_What is being asked_: Beginning with the first line of the entries and stopping after the line that contains "article-description: Mistakes happen.", reproduce these lines, updated so that every "apology" reads "thank-you" and everything else remains unchanged.

Saved data entries
>>>>
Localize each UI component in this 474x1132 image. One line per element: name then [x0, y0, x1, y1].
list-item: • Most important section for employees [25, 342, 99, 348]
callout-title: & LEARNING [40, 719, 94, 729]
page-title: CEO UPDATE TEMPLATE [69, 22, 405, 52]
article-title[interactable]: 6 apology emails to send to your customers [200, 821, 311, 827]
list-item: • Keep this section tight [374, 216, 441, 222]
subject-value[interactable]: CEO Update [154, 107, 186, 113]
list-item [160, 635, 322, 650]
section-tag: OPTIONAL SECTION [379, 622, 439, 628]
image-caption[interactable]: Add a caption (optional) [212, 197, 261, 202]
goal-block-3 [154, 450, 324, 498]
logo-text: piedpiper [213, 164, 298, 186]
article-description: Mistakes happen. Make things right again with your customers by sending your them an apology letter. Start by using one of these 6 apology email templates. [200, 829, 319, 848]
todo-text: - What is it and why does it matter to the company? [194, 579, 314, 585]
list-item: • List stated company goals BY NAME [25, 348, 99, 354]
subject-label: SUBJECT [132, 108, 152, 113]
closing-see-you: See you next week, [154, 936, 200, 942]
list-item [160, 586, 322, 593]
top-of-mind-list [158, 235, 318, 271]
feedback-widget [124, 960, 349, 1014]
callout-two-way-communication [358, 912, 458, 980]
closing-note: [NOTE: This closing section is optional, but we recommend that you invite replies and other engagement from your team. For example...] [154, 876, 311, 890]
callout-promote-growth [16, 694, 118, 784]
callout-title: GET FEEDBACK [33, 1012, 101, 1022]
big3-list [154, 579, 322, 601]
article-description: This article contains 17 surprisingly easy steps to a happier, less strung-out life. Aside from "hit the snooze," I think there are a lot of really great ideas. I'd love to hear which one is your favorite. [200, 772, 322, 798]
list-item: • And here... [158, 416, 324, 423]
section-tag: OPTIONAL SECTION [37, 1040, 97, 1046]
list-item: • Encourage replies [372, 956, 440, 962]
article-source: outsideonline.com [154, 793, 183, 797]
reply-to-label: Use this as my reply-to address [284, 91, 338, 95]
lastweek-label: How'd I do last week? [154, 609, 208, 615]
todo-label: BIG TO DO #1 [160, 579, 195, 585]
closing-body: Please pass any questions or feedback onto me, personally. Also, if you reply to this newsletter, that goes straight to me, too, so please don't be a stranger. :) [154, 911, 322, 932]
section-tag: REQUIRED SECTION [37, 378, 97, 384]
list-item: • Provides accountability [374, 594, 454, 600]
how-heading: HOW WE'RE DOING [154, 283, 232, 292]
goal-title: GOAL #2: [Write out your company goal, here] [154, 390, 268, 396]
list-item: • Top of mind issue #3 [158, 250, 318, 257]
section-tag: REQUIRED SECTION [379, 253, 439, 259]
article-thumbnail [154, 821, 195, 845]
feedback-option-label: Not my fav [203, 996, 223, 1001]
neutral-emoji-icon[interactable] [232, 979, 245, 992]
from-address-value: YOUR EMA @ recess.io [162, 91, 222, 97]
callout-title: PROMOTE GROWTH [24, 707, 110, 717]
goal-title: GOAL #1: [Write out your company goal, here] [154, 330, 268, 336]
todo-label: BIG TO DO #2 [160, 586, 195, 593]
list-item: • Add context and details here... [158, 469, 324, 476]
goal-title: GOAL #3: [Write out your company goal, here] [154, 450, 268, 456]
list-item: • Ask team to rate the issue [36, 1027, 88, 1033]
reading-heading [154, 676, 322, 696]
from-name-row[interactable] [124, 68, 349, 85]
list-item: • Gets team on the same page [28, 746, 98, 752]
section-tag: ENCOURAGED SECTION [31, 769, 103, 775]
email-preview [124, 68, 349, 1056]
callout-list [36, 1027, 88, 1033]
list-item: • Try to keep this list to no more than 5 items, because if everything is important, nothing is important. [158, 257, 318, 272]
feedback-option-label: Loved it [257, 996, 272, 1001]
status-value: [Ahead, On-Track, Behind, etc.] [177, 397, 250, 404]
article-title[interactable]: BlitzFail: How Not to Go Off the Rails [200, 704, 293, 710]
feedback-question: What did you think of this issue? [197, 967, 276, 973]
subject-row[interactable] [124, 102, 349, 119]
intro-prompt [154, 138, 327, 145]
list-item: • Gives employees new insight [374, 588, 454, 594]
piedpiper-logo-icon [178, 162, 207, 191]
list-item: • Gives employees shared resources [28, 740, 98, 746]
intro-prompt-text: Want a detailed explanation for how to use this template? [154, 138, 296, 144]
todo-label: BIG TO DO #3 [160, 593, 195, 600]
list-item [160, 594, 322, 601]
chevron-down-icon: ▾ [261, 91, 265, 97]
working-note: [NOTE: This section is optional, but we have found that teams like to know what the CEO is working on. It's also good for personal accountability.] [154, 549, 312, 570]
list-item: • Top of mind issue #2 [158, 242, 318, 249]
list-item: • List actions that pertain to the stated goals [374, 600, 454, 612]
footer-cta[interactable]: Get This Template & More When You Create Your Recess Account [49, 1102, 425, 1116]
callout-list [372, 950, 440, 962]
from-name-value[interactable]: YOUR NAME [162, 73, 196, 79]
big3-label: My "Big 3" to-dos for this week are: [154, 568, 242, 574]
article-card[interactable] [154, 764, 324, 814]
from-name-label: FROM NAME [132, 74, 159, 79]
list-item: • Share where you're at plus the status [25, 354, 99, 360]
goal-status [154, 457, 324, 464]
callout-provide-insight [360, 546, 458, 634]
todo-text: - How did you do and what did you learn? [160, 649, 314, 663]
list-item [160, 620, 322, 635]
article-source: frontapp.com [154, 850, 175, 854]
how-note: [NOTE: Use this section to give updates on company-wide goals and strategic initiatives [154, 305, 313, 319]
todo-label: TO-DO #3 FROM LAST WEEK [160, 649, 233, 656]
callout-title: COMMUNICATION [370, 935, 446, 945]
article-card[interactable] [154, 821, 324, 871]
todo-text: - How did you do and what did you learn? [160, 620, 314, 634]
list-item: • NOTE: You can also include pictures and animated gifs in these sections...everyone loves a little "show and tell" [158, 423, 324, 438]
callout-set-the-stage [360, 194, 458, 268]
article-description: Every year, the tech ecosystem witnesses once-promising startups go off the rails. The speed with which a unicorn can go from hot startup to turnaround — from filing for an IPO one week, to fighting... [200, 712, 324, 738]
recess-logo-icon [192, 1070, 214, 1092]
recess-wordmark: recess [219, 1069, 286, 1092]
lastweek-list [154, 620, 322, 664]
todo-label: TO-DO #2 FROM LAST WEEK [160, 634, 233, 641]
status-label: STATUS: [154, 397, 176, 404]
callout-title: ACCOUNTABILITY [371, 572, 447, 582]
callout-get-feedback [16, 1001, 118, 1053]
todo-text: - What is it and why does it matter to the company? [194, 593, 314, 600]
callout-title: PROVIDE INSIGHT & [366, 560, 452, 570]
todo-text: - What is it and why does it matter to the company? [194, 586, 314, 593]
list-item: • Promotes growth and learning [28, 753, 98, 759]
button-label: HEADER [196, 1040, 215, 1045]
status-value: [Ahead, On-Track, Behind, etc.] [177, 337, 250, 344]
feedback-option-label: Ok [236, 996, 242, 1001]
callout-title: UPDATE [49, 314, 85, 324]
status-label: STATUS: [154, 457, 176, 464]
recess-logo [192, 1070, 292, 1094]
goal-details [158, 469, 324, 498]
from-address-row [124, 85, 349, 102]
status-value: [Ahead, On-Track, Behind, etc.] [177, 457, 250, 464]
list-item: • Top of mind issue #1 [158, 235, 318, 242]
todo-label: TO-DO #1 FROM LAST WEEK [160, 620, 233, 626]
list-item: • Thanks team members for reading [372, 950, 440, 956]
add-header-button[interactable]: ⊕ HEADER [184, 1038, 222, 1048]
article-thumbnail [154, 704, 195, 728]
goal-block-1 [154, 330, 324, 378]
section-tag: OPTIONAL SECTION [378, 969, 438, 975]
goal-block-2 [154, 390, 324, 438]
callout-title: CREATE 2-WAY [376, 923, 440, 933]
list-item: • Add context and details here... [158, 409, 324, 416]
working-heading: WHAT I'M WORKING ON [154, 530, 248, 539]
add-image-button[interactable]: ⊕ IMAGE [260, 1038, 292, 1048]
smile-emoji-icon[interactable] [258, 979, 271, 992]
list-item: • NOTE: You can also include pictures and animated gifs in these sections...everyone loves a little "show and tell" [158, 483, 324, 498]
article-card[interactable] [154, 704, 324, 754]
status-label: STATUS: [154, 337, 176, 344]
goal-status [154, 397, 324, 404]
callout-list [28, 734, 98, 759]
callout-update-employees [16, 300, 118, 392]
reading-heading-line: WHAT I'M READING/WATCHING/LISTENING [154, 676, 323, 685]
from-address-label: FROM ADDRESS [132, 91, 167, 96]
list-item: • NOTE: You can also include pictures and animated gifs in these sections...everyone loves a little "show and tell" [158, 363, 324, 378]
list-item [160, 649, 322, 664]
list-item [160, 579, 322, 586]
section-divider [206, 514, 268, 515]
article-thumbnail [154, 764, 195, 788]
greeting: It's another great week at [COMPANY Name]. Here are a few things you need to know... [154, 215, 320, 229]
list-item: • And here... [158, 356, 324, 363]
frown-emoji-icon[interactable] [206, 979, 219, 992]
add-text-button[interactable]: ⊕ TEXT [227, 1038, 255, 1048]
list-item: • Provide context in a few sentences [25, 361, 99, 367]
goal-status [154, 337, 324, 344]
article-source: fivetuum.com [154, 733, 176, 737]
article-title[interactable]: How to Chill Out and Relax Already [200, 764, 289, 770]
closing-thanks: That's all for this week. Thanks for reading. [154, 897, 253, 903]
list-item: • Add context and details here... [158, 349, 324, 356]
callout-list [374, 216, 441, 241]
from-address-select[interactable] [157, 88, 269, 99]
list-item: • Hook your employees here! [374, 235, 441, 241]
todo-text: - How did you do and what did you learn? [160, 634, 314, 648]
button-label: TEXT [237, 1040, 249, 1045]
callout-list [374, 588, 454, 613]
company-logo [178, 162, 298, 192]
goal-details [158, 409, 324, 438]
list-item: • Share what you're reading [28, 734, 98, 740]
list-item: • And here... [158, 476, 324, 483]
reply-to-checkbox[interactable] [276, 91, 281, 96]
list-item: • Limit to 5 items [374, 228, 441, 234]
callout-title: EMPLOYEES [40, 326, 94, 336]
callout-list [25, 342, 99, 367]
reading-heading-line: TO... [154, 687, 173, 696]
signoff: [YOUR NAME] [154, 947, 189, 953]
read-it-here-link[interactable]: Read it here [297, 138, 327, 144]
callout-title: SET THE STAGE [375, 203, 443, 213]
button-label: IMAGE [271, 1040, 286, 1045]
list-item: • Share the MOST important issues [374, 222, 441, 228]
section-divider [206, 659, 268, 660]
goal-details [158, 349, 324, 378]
<<<<
_Task output_:
Localize each UI component in this 474x1132 image. One line per element: name then [x0, y0, x1, y1].
list-item: • Most important section for employees [25, 342, 99, 348]
callout-title: & LEARNING [40, 719, 94, 729]
page-title: CEO UPDATE TEMPLATE [69, 22, 405, 52]
article-title[interactable]: 6 thank-you emails to send to your customers [200, 821, 311, 827]
list-item: • Keep this section tight [374, 216, 441, 222]
subject-value[interactable]: CEO Update [154, 107, 186, 113]
list-item [160, 635, 322, 650]
section-tag: OPTIONAL SECTION [379, 622, 439, 628]
image-caption[interactable]: Add a caption (optional) [212, 197, 261, 202]
goal-block-3 [154, 450, 324, 498]
logo-text: piedpiper [213, 164, 298, 186]
article-description: Mistakes happen. Make things right again with your customers by sending your them an thank-you letter. Start by using one of these 6 thank-you email templates. [200, 829, 319, 848]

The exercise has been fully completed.